[Source data]:
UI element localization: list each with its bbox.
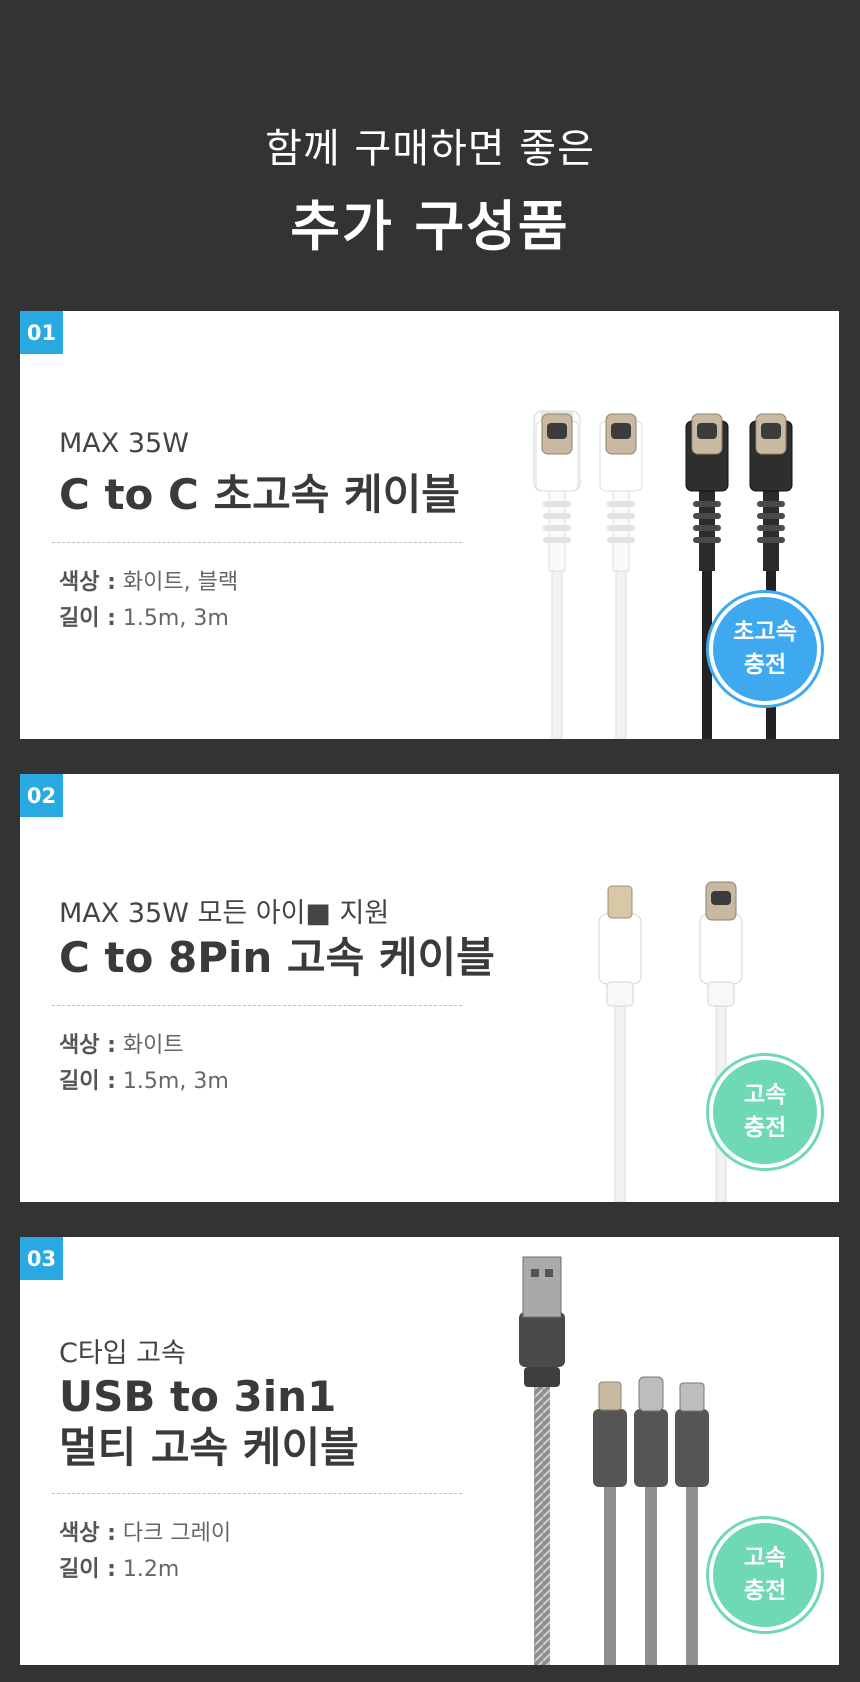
divider — [52, 1005, 462, 1006]
spec-label: 색상 : — [59, 570, 116, 595]
product-title: C to C 초고속 케이블 — [59, 470, 460, 519]
lightning-cable — [598, 885, 642, 1202]
spec-color: 색상 : 다크 그레이 — [59, 1515, 231, 1547]
card-number-badge: 01 — [20, 311, 63, 354]
header-subtitle: 함께 구매하면 좋은 — [265, 126, 595, 172]
fast-charge-badge: 고속 충전 — [709, 1056, 821, 1168]
badge-line-2: 충전 — [743, 1115, 787, 1141]
spec-label: 길이 : — [59, 606, 116, 631]
divider — [52, 1493, 462, 1494]
product-title-line-1: USB to 3in1 — [59, 1372, 337, 1421]
product-tag: MAX 35W 모든 아이■ 지원 — [59, 898, 390, 929]
spec-label: 길이 : — [59, 1069, 116, 1094]
spec-value: 화이트, 블랙 — [115, 570, 239, 595]
badge-line-1: 고속 — [743, 1545, 787, 1571]
divider — [52, 542, 462, 543]
product-card-2[interactable]: 02 MAX 35W 모든 아이■ 지원 C to 8Pin 고속 케이블 색상… — [20, 774, 839, 1202]
spec-color: 색상 : 화이트, 블랙 — [59, 564, 238, 596]
badge-line-1: 고속 — [743, 1082, 787, 1108]
product-tag: MAX 35W — [59, 428, 189, 459]
product-card-1[interactable]: 01 MAX 35W C to C 초고속 케이블 색상 : 화이트, 블랙 길… — [20, 311, 839, 739]
product-title: C to 8Pin 고속 케이블 — [59, 933, 495, 982]
page-header: 함께 구매하면 좋은 추가 구성품 — [0, 0, 860, 300]
badge-line-1: 초고속 — [733, 619, 797, 645]
spec-label: 색상 : — [59, 1033, 116, 1058]
card-number-badge: 02 — [20, 774, 63, 817]
black-cable-1 — [685, 413, 729, 739]
lightning-end — [593, 1381, 627, 1665]
fast-charge-badge: 고속 충전 — [709, 1519, 821, 1631]
product-title-line-2: 멀티 고속 케이블 — [59, 1423, 359, 1472]
usb-c-end — [634, 1376, 668, 1665]
spec-value: 다크 그레이 — [115, 1521, 232, 1546]
product-tag: C타입 고속 — [59, 1338, 186, 1369]
white-cable-2 — [599, 413, 643, 739]
fast-charge-badge: 초고속 충전 — [709, 593, 821, 705]
header-title: 추가 구성품 — [290, 195, 570, 258]
spec-length: 길이 : 1.5m, 3m — [59, 1063, 229, 1095]
spec-value: 1.2m — [115, 1557, 180, 1582]
spec-label: 색상 : — [59, 1521, 116, 1546]
usb-a-connector — [519, 1256, 565, 1665]
spec-color: 색상 : 화이트 — [59, 1027, 184, 1059]
badge-line-2: 충전 — [743, 1578, 787, 1604]
badge-line-2: 충전 — [743, 652, 787, 678]
spec-label: 길이 : — [59, 1557, 116, 1582]
spec-length: 길이 : 1.2m — [59, 1551, 179, 1583]
micro-usb-end — [675, 1382, 709, 1665]
white-cable-1 — [533, 410, 581, 739]
card-number-badge: 03 — [20, 1237, 63, 1280]
spec-value: 1.5m, 3m — [115, 606, 229, 631]
spec-value: 화이트 — [115, 1033, 184, 1058]
spec-length: 길이 : 1.5m, 3m — [59, 600, 229, 632]
spec-value: 1.5m, 3m — [115, 1069, 229, 1094]
product-card-3[interactable]: 03 C타입 고속 USB to 3in1 멀티 고속 케이블 색상 : 다크 … — [20, 1237, 839, 1665]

[Requirements]:
Rewrite the lines of the records above, changing "divider" to "separator" everywhere and leaving every other line as it is. Omit the pictures.

[Answer]:
UI element localization: list each with its bbox.
separator — [52, 1005, 462, 1006]
spec-label: 색상 : — [59, 570, 116, 595]
product-title: C to C 초고속 케이블 — [59, 470, 460, 519]
lightning-cable — [598, 885, 642, 1202]
spec-color: 색상 : 다크 그레이 — [59, 1515, 231, 1547]
card-number-badge: 01 — [20, 311, 63, 354]
header-subtitle: 함께 구매하면 좋은 — [265, 126, 595, 172]
fast-charge-badge: 고속 충전 — [709, 1056, 821, 1168]
badge-line-2: 충전 — [743, 1115, 787, 1141]
spec-label: 길이 : — [59, 606, 116, 631]
separator — [52, 1493, 462, 1494]
product-title-line-1: USB to 3in1 — [59, 1372, 337, 1421]
product-tag: MAX 35W 모든 아이■ 지원 — [59, 898, 390, 929]
spec-label: 길이 : — [59, 1069, 116, 1094]
spec-value: 화이트, 블랙 — [115, 570, 239, 595]
badge-line-1: 고속 — [743, 1545, 787, 1571]
separator — [52, 542, 462, 543]
product-card-2[interactable]: 02 MAX 35W 모든 아이■ 지원 C to 8Pin 고속 케이블 색상… — [20, 774, 839, 1202]
spec-color: 색상 : 화이트, 블랙 — [59, 564, 238, 596]
badge-line-1: 고속 — [743, 1082, 787, 1108]
product-tag: MAX 35W — [59, 428, 189, 459]
product-card-1[interactable]: 01 MAX 35W C to C 초고속 케이블 색상 : 화이트, 블랙 길… — [20, 311, 839, 739]
product-title: C to 8Pin 고속 케이블 — [59, 933, 495, 982]
page-header: 함께 구매하면 좋은 추가 구성품 — [0, 0, 860, 300]
badge-line-1: 초고속 — [733, 619, 797, 645]
spec-label: 색상 : — [59, 1033, 116, 1058]
card-number-badge: 02 — [20, 774, 63, 817]
black-cable-1 — [685, 413, 729, 739]
lightning-end — [593, 1381, 627, 1665]
fast-charge-badge: 고속 충전 — [709, 1519, 821, 1631]
product-title-line-2: 멀티 고속 케이블 — [59, 1423, 359, 1472]
usb-c-end — [634, 1376, 668, 1665]
spec-value: 다크 그레이 — [115, 1521, 232, 1546]
product-tag: C타입 고속 — [59, 1338, 186, 1369]
white-cable-2 — [599, 413, 643, 739]
fast-charge-badge: 초고속 충전 — [709, 593, 821, 705]
header-title: 추가 구성품 — [290, 195, 570, 258]
spec-length: 길이 : 1.5m, 3m — [59, 1063, 229, 1095]
spec-value: 1.2m — [115, 1557, 180, 1582]
spec-label: 색상 : — [59, 1521, 116, 1546]
usb-a-connector — [519, 1256, 565, 1665]
spec-color: 색상 : 화이트 — [59, 1027, 184, 1059]
badge-line-2: 충전 — [743, 1578, 787, 1604]
badge-line-2: 충전 — [743, 652, 787, 678]
spec-label: 길이 : — [59, 1557, 116, 1582]
spec-length: 길이 : 1.2m — [59, 1551, 179, 1583]
micro-usb-end — [675, 1382, 709, 1665]
white-cable-1 — [533, 410, 581, 739]
card-number-badge: 03 — [20, 1237, 63, 1280]
spec-value: 1.5m, 3m — [115, 606, 229, 631]
spec-value: 화이트 — [115, 1033, 184, 1058]
spec-length: 길이 : 1.5m, 3m — [59, 600, 229, 632]
spec-value: 1.5m, 3m — [115, 1069, 229, 1094]
product-card-3[interactable]: 03 C타입 고속 USB to 3in1 멀티 고속 케이블 색상 : 다크 … — [20, 1237, 839, 1665]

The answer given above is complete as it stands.